# Problem details:
Go through the records below line by line, counting those that contain the word "reason"; answer with the count only.

[Start of Extracted data]

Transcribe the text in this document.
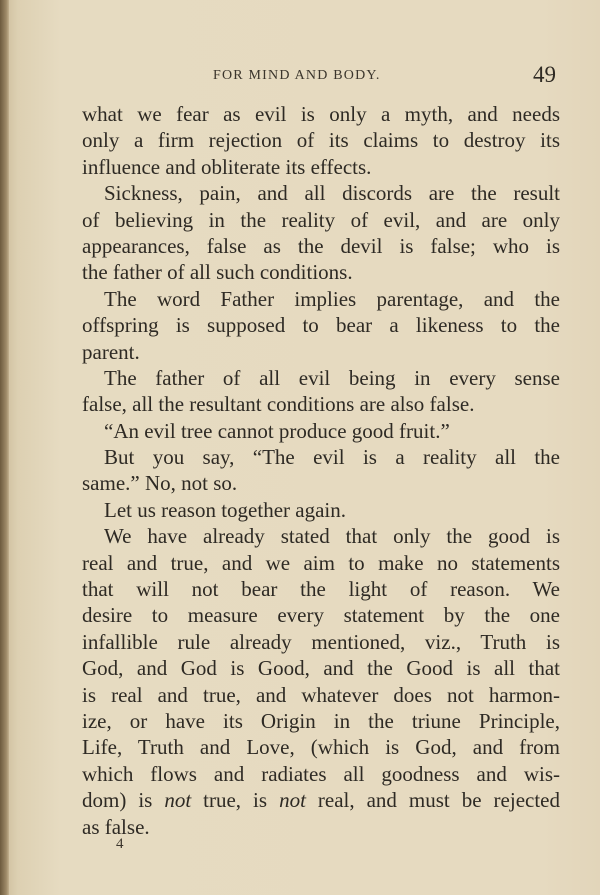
FOR MIND AND BODY.	49
what we fear as evil is only a myth, and needs
only a firm rejection of its claims to destroy its
influence and obliterate its effects.
Sickness, pain, and all discords are the result
of believing in the reality of evil, and are only
appearances, false as the devil is false; who is
the father of all such conditions.
The word Father implies parentage, and the
offspring is supposed to bear a likeness to the
parent.
The father of all evil being in every sense
false, all the resultant conditions are also false.
“An evil tree cannot produce good fruit.”
But you say, “The evil is a reality all the
same.” No, not so.
Let us reason together again.
We have already stated that only the good is
real and true, and we aim to make no statements
that will not bear the light of reason. We
desire to measure every statement by the one
infallible rule already mentioned, viz., Truth is
God, and God is Good, and the Good is all that
is real and true, and whatever does not harmon-
ize, or have its Origin in the triune Principle,
Life, Truth and Love, (which is God, and from
which flows and radiates all goodness and wis-
dom) is not true, is not real, and must be rejected
as false.
4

[End of Extracted data]

# Written response:
2